**Given records:**

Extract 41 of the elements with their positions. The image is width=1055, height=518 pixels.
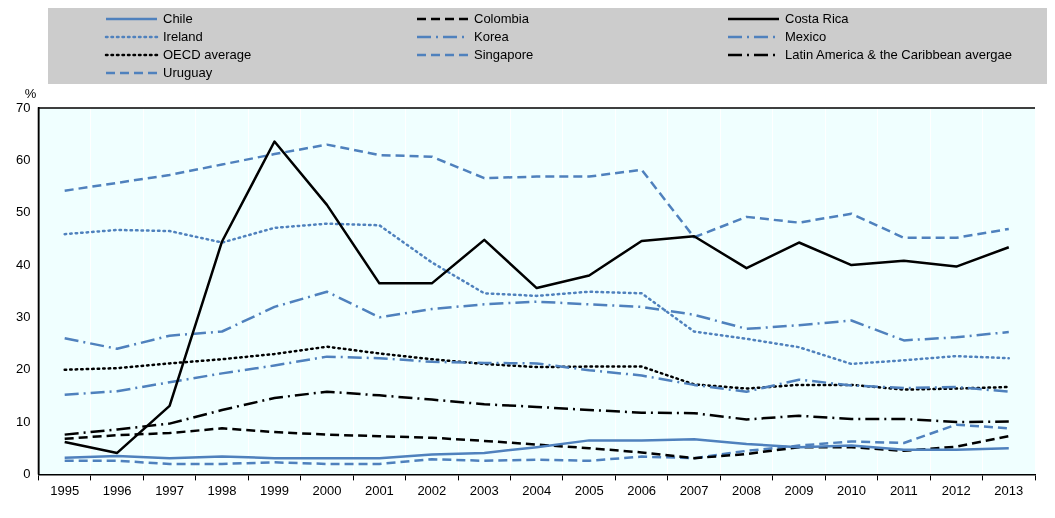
legend-label: Mexico bbox=[785, 28, 827, 46]
y-tick-label: 40 bbox=[15, 256, 31, 272]
legend-label: Uruguay bbox=[163, 64, 213, 82]
line-series bbox=[63, 355, 1011, 397]
line-series bbox=[63, 143, 1011, 240]
legend-label: Costa Rica bbox=[785, 10, 849, 28]
x-tick-label: 2010 bbox=[836, 482, 866, 498]
y-tick-label: 70 bbox=[15, 99, 31, 115]
x-tick-label: 2012 bbox=[941, 482, 971, 498]
x-tick-label: 2000 bbox=[312, 482, 342, 498]
x-tick-label: 2004 bbox=[522, 482, 552, 498]
x-tick-label: 2003 bbox=[469, 482, 499, 498]
line-series bbox=[63, 222, 1011, 366]
x-tick-label: 2008 bbox=[732, 482, 761, 498]
x-tick-label: 2009 bbox=[784, 482, 814, 498]
x-tick-label: 2002 bbox=[417, 482, 447, 498]
x-tick-label: 2005 bbox=[574, 482, 604, 498]
legend-label: Chile bbox=[163, 10, 193, 28]
legend-label: OECD average bbox=[163, 46, 252, 64]
x-tick-label: 1999 bbox=[260, 482, 289, 498]
legend-label: Latin America & the Caribbean avergae bbox=[785, 46, 1012, 64]
y-tick-label: 50 bbox=[15, 204, 31, 220]
x-tick-label: 2006 bbox=[627, 482, 657, 498]
y-tick-label: 60 bbox=[15, 151, 31, 167]
y-tick-label: 20 bbox=[15, 361, 31, 377]
x-tick-label: 2013 bbox=[994, 482, 1024, 498]
legend-label: Colombia bbox=[474, 10, 529, 28]
y-tick-label: 30 bbox=[15, 308, 31, 324]
y-tick-label: 10 bbox=[15, 413, 31, 429]
y-tick-label: 0 bbox=[23, 465, 31, 481]
y-axis-title: % bbox=[24, 86, 37, 101]
x-tick-label: 2001 bbox=[364, 482, 394, 498]
legend-label: Ireland bbox=[163, 28, 203, 46]
legend-label: Korea bbox=[474, 28, 509, 46]
x-tick-label: 1996 bbox=[102, 482, 132, 498]
x-tick-label: 2011 bbox=[889, 482, 918, 498]
x-tick-label: 1995 bbox=[50, 482, 80, 498]
legend-label: Singapore bbox=[474, 46, 534, 64]
x-tick-label: 2007 bbox=[679, 482, 709, 498]
x-tick-label: 1998 bbox=[207, 482, 237, 498]
x-tick-label: 1997 bbox=[155, 482, 185, 498]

**Job:** Reproduce word for word the lines of the items above, starting with the line that contains "legend-label: Mexico bbox=[785, 28, 827, 46]" and continuing through the line that contains "x-tick-label: 2000 bbox=[312, 482, 342, 498]", including both of those lines.

**Task answer:**
legend-label: Mexico bbox=[785, 28, 827, 46]
y-tick-label: 40 bbox=[15, 256, 31, 272]
legend-label: Uruguay bbox=[163, 64, 213, 82]
line-series bbox=[63, 355, 1011, 397]
line-series bbox=[63, 143, 1011, 240]
legend-label: Costa Rica bbox=[785, 10, 849, 28]
x-tick-label: 2010 bbox=[836, 482, 866, 498]
y-tick-label: 70 bbox=[15, 99, 31, 115]
x-tick-label: 2012 bbox=[941, 482, 971, 498]
x-tick-label: 2000 bbox=[312, 482, 342, 498]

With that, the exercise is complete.